PROBLEM DETAILS:
Pull out every line from the very first one down to the one containing "515, 191, 524]", both included, and reproduce them word for word.

(Element box records)
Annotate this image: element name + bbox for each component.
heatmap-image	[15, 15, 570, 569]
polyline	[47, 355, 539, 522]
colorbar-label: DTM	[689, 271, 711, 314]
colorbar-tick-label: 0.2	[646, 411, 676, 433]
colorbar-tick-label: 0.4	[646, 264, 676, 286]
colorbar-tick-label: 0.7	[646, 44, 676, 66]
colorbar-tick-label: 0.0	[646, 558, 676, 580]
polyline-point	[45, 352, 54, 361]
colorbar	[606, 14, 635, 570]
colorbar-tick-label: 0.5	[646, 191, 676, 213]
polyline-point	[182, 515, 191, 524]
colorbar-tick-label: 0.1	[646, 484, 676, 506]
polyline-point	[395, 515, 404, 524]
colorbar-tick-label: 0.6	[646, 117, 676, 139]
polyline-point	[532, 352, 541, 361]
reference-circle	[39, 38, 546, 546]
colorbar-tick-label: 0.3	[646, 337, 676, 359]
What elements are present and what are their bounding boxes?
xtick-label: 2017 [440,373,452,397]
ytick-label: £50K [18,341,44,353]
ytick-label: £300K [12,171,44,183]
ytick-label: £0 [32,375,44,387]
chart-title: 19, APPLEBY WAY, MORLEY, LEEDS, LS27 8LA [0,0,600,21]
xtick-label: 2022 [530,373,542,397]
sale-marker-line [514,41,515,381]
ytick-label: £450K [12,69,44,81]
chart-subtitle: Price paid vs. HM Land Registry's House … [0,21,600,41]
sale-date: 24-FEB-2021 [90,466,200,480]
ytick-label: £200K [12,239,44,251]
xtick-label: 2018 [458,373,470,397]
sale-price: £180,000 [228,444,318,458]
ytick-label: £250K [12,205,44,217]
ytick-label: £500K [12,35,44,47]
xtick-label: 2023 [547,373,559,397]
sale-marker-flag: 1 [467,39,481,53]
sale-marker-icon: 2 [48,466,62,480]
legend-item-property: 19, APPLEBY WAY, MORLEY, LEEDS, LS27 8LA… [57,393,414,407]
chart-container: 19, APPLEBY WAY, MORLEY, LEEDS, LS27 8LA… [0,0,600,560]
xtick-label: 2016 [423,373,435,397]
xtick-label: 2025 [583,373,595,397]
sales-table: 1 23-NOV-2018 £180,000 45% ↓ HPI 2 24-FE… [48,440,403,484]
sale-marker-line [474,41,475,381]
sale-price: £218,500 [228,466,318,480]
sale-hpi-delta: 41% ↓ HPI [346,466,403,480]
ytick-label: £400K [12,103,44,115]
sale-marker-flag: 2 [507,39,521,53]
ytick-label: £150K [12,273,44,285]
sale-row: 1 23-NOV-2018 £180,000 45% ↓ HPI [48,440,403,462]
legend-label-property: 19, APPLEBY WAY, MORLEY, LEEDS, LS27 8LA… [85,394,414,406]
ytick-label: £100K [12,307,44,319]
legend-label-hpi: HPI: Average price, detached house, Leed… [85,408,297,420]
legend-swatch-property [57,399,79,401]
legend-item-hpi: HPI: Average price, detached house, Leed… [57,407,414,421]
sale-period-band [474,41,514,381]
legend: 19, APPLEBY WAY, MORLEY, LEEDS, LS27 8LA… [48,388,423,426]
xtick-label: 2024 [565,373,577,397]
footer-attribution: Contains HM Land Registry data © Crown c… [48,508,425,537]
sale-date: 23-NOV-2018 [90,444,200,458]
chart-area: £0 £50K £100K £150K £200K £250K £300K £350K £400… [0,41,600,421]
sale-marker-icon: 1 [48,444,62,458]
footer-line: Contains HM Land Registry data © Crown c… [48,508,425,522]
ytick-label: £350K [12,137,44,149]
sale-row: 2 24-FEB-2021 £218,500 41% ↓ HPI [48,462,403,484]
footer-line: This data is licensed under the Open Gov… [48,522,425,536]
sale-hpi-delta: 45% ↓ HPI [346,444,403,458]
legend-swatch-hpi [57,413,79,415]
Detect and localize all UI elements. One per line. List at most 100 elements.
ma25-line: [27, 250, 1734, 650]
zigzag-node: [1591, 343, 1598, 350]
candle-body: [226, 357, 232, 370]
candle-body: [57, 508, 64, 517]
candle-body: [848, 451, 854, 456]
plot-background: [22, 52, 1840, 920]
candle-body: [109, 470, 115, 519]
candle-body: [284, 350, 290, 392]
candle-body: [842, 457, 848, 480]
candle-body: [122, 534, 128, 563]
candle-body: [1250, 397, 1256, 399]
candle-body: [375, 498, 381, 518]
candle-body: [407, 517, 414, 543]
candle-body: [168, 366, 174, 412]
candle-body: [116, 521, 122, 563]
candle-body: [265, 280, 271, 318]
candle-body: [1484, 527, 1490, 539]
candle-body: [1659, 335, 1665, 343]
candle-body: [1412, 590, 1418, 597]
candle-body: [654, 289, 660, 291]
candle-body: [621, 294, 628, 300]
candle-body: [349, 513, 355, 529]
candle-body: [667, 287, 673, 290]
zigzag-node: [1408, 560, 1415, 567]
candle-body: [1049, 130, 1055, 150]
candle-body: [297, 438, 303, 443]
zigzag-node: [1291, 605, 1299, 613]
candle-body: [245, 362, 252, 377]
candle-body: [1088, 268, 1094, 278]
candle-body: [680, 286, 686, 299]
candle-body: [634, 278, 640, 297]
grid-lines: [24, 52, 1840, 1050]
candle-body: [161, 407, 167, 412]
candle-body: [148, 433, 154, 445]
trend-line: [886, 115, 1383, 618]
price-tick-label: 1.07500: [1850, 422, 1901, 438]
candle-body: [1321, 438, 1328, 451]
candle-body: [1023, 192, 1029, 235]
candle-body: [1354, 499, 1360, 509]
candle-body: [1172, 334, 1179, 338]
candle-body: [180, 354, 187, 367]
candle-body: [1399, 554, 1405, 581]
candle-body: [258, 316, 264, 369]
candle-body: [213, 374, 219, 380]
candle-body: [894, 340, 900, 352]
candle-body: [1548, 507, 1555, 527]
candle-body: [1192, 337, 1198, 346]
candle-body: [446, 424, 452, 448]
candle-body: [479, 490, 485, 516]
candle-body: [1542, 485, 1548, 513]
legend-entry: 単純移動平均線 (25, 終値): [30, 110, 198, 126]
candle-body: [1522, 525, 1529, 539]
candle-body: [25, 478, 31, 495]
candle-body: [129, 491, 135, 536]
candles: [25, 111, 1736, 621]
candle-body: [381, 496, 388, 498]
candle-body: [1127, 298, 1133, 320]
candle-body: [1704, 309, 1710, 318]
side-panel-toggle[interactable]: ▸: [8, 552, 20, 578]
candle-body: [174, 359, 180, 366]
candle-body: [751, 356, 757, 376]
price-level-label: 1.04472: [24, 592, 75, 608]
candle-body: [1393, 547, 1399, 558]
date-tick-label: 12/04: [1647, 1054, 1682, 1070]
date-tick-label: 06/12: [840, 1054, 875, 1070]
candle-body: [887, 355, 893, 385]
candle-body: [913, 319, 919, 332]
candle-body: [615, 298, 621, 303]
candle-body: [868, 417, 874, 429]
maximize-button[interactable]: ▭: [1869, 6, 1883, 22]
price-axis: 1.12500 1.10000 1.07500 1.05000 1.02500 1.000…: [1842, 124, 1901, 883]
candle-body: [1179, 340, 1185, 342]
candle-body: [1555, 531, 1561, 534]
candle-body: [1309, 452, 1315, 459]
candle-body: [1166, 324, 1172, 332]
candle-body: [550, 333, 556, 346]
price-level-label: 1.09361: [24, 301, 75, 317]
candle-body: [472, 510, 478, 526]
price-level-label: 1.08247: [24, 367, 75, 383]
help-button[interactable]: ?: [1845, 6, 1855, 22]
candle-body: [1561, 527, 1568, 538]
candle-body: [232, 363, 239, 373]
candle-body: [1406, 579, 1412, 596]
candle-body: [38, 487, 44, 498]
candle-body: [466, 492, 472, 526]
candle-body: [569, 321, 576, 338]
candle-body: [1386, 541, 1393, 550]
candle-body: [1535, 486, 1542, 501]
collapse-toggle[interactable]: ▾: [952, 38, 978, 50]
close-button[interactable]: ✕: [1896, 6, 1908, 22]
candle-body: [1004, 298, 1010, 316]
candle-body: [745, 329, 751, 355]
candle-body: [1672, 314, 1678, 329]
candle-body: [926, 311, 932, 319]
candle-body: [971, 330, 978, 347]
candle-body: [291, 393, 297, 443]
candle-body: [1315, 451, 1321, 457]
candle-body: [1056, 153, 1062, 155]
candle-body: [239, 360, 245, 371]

RIGHT ANSWER:
Annotate this image: element name + bbox for each component.
heatmap-image	[15, 15, 570, 569]
polyline	[47, 355, 539, 522]
colorbar-label: DTM	[689, 271, 711, 314]
colorbar-tick-label: 0.2	[646, 411, 676, 433]
colorbar-tick-label: 0.4	[646, 264, 676, 286]
colorbar-tick-label: 0.7	[646, 44, 676, 66]
colorbar-tick-label: 0.0	[646, 558, 676, 580]
polyline-point	[45, 352, 54, 361]
colorbar	[606, 14, 635, 570]
colorbar-tick-label: 0.5	[646, 191, 676, 213]
polyline-point	[182, 515, 191, 524]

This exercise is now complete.